WHAT YOU NEED TO DO: Take every line that has the string "Direktverbrauch" and copy it out.

TASK INPUTS:

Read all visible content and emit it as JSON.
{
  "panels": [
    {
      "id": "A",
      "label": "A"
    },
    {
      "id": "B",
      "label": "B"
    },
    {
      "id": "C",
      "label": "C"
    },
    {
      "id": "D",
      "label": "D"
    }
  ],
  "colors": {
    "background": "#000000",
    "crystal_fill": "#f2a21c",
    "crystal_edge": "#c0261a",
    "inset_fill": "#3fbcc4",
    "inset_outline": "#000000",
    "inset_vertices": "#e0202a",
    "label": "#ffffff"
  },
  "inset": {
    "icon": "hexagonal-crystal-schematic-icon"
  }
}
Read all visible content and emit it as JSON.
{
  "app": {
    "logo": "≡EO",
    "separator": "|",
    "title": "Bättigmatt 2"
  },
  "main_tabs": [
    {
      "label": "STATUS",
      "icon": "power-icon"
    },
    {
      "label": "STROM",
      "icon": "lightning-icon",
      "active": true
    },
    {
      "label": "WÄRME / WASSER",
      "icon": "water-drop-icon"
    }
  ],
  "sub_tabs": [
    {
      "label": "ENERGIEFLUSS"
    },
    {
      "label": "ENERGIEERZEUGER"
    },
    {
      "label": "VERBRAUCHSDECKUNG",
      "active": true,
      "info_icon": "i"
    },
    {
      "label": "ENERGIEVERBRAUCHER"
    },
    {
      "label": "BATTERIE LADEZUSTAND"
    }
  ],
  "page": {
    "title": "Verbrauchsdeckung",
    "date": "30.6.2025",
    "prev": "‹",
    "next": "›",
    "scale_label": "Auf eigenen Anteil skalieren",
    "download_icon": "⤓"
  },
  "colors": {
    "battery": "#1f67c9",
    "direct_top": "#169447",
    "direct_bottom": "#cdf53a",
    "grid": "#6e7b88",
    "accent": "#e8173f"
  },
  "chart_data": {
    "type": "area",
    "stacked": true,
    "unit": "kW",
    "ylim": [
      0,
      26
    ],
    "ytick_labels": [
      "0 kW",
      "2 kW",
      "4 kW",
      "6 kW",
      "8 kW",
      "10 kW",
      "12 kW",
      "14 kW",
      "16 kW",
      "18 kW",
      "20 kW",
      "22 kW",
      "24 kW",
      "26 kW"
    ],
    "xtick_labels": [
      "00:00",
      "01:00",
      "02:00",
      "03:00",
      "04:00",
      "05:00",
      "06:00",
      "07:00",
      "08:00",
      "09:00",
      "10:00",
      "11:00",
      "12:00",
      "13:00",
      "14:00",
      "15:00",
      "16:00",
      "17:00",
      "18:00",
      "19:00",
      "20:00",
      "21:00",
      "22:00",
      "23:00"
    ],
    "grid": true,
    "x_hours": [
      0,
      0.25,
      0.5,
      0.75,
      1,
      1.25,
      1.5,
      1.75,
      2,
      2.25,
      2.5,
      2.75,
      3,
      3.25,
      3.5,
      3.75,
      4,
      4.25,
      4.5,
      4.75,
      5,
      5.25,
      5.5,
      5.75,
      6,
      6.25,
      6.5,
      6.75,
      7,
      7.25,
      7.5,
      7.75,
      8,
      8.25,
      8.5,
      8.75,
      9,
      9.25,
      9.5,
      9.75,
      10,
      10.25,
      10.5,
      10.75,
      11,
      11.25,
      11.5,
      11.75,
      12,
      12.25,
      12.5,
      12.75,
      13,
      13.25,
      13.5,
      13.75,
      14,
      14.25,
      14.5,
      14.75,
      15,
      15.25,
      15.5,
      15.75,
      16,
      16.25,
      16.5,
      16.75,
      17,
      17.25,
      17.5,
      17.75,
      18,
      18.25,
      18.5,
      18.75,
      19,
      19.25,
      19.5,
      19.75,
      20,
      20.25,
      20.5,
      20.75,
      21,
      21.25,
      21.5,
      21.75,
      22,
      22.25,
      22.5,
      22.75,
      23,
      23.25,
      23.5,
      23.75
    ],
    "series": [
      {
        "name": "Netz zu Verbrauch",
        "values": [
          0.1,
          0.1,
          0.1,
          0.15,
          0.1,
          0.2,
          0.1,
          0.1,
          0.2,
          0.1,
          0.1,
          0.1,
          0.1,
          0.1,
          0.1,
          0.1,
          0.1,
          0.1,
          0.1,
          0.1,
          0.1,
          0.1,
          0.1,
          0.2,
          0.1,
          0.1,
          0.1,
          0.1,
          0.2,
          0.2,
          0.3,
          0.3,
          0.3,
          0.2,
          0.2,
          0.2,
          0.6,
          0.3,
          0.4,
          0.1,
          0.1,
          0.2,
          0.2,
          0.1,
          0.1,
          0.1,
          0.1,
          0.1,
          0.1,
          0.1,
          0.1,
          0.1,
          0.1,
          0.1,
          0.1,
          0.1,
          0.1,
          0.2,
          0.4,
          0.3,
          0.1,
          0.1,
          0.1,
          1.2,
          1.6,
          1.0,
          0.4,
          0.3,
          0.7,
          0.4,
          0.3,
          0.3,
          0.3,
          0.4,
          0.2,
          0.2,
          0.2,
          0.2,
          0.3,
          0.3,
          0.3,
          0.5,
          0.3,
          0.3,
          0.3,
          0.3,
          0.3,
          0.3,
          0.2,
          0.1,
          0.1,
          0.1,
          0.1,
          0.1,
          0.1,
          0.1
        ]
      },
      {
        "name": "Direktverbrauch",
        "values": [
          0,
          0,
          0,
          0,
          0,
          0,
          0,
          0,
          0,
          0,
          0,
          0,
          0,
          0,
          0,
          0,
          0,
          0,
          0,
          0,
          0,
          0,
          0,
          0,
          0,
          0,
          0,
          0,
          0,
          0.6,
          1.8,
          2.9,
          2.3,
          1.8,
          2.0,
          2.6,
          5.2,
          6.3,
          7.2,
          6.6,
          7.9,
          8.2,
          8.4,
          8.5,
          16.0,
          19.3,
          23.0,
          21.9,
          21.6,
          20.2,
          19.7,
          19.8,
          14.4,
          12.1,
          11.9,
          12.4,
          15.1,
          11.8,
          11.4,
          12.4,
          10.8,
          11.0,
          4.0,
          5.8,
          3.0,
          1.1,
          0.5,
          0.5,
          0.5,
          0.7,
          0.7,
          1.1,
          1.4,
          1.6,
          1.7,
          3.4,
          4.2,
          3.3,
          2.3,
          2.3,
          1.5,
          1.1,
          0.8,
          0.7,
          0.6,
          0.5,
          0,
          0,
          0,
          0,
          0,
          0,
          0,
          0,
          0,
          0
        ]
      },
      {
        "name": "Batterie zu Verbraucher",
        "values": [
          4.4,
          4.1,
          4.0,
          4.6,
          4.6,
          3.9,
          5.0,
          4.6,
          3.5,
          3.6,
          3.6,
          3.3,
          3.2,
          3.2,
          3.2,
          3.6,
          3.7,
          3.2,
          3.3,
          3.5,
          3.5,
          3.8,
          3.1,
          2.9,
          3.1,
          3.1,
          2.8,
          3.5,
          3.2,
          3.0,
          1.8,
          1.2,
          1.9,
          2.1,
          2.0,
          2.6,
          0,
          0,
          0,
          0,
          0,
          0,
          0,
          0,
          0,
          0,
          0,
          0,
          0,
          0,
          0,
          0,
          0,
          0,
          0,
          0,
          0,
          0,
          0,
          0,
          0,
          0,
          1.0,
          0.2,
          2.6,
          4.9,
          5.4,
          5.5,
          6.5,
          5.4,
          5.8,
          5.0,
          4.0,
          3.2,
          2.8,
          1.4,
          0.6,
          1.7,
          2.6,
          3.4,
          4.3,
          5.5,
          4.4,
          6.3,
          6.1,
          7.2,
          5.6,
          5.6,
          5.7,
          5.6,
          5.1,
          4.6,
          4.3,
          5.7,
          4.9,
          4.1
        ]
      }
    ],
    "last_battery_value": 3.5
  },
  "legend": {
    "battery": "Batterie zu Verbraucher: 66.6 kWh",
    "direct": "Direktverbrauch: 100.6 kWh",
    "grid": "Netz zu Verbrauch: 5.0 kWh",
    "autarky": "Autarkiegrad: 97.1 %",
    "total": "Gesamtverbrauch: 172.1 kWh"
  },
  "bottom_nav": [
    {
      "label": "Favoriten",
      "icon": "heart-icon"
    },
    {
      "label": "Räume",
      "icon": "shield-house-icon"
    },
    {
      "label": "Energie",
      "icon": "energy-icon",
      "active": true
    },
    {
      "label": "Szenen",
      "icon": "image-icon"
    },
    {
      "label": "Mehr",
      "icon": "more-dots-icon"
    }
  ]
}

WRITTEN RESPONSE:
        "name": "Direktverbrauch",
    "direct": "Direktverbrauch: 100.6 kWh",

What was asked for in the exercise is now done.